### [Exercise input]

/---

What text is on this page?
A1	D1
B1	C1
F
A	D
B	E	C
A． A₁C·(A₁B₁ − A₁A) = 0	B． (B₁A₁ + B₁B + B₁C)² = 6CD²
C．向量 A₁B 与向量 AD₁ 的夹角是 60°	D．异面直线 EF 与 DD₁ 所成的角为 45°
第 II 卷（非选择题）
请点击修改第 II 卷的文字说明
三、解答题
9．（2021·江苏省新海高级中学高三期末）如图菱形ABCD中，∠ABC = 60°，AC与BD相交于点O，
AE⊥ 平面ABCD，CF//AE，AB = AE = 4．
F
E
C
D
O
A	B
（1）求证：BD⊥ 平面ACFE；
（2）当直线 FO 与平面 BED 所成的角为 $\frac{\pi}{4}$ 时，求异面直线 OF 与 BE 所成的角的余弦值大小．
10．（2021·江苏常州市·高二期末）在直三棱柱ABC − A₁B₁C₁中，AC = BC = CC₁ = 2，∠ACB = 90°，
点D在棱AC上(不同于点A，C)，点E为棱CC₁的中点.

\---

### [The exercise]
From the preceding material, extract every line exactly.

### [The output]
What text is on this page?
A1	D1
B1	C1
F
A	D
B	E	C
A． A₁C·(A₁B₁ − A₁A) = 0	B． (B₁A₁ + B₁B + B₁C)² = 6CD²
C．向量 A₁B 与向量 AD₁ 的夹角是 60°	D．异面直线 EF 与 DD₁ 所成的角为 45°
第 II 卷（非选择题）
请点击修改第 II 卷的文字说明
三、解答题
9．（2021·江苏省新海高级中学高三期末）如图菱形ABCD中，∠ABC = 60°，AC与BD相交于点O，
AE⊥ 平面ABCD，CF//AE，AB = AE = 4．
F
E
C
D
O
A	B
（1）求证：BD⊥ 平面ACFE；
（2）当直线 FO 与平面 BED 所成的角为 $\frac{\pi}{4}$ 时，求异面直线 OF 与 BE 所成的角的余弦值大小．
10．（2021·江苏常州市·高二期末）在直三棱柱ABC − A₁B₁C₁中，AC = BC = CC₁ = 2，∠ACB = 90°，
点D在棱AC上(不同于点A，C)，点E为棱CC₁的中点.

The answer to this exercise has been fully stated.